- [PROVIDED RECORDS]:
★ ★ ★

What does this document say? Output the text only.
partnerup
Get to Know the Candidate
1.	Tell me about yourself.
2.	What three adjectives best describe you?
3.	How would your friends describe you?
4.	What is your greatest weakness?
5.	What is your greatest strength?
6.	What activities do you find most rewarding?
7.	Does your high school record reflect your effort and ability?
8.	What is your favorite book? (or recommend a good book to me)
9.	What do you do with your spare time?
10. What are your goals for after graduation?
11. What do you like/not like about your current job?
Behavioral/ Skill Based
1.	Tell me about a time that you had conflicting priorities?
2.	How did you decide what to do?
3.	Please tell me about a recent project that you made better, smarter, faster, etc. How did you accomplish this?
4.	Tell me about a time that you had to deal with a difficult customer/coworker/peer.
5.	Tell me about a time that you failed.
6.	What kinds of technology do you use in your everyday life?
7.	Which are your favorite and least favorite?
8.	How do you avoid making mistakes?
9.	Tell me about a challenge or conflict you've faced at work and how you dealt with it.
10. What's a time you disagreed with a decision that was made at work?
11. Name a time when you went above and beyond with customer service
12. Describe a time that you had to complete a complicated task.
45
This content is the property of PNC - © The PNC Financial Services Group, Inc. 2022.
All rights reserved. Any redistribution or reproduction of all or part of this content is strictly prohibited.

★ ★ ★

- [TASK]: Set down each entry again, unchanged.

- [WRITTEN RESPONSE]:
What does this document say? Output the text only.
partnerup
Get to Know the Candidate
1.	Tell me about yourself.
2.	What three adjectives best describe you?
3.	How would your friends describe you?
4.	What is your greatest weakness?
5.	What is your greatest strength?
6.	What activities do you find most rewarding?
7.	Does your high school record reflect your effort and ability?
8.	What is your favorite book? (or recommend a good book to me)
9.	What do you do with your spare time?
10. What are your goals for after graduation?
11. What do you like/not like about your current job?
Behavioral/ Skill Based
1.	Tell me about a time that you had conflicting priorities?
2.	How did you decide what to do?
3.	Please tell me about a recent project that you made better, smarter, faster, etc. How did you accomplish this?
4.	Tell me about a time that you had to deal with a difficult customer/coworker/peer.
5.	Tell me about a time that you failed.
6.	What kinds of technology do you use in your everyday life?
7.	Which are your favorite and least favorite?
8.	How do you avoid making mistakes?
9.	Tell me about a challenge or conflict you've faced at work and how you dealt with it.
10. What's a time you disagreed with a decision that was made at work?
11. Name a time when you went above and beyond with customer service
12. Describe a time that you had to complete a complicated task.
45
This content is the property of PNC - © The PNC Financial Services Group, Inc. 2022.
All rights reserved. Any redistribution or reproduction of all or part of this content is strictly prohibited.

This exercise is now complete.